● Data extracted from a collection
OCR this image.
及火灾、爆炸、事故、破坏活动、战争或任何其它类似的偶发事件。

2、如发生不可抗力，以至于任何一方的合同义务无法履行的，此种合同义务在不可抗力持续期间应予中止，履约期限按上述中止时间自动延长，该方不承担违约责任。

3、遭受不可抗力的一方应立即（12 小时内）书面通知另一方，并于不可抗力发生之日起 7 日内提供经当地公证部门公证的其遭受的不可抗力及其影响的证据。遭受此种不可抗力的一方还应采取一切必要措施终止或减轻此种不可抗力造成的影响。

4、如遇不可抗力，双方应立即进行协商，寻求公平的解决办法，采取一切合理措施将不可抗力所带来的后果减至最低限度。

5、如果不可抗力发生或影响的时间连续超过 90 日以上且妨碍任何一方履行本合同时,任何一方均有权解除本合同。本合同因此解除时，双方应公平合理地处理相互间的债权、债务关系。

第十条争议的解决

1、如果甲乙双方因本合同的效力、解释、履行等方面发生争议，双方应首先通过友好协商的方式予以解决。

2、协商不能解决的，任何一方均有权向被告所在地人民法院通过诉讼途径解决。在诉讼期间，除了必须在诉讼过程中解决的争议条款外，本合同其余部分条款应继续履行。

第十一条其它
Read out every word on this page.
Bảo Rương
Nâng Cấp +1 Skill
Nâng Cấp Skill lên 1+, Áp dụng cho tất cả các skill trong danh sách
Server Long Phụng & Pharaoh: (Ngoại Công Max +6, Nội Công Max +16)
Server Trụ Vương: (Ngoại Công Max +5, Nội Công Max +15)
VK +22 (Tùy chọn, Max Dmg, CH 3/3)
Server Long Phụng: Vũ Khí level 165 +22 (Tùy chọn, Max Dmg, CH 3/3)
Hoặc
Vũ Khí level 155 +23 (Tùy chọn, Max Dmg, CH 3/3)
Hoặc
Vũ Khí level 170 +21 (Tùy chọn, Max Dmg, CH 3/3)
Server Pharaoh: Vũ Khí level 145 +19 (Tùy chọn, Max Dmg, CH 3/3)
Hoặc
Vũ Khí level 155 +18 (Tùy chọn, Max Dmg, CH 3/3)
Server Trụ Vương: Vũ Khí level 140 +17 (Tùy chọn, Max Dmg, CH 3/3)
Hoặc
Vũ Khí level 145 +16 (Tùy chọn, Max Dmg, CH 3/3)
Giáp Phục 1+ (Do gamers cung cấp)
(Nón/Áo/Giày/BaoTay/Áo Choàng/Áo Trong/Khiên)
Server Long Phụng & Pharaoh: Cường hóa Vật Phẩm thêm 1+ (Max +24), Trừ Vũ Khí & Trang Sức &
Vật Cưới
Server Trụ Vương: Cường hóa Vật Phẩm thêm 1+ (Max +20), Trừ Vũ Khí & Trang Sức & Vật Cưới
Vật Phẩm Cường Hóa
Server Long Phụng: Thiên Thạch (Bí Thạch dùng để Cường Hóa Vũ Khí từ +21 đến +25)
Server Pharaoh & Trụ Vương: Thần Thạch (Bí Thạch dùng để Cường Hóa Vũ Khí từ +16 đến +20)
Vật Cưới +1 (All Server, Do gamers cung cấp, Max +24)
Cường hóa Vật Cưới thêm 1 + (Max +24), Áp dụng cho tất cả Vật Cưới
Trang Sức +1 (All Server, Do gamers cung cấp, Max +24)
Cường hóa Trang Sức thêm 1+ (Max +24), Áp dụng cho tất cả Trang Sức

● Task details
Report back each line of the entries that holds the string "Công".

● Task result
Server Long Phụng & Pharaoh: (Ngoại Công Max +6, Nội Công Max +16)
Server Trụ Vương: (Ngoại Công Max +5, Nội Công Max +15)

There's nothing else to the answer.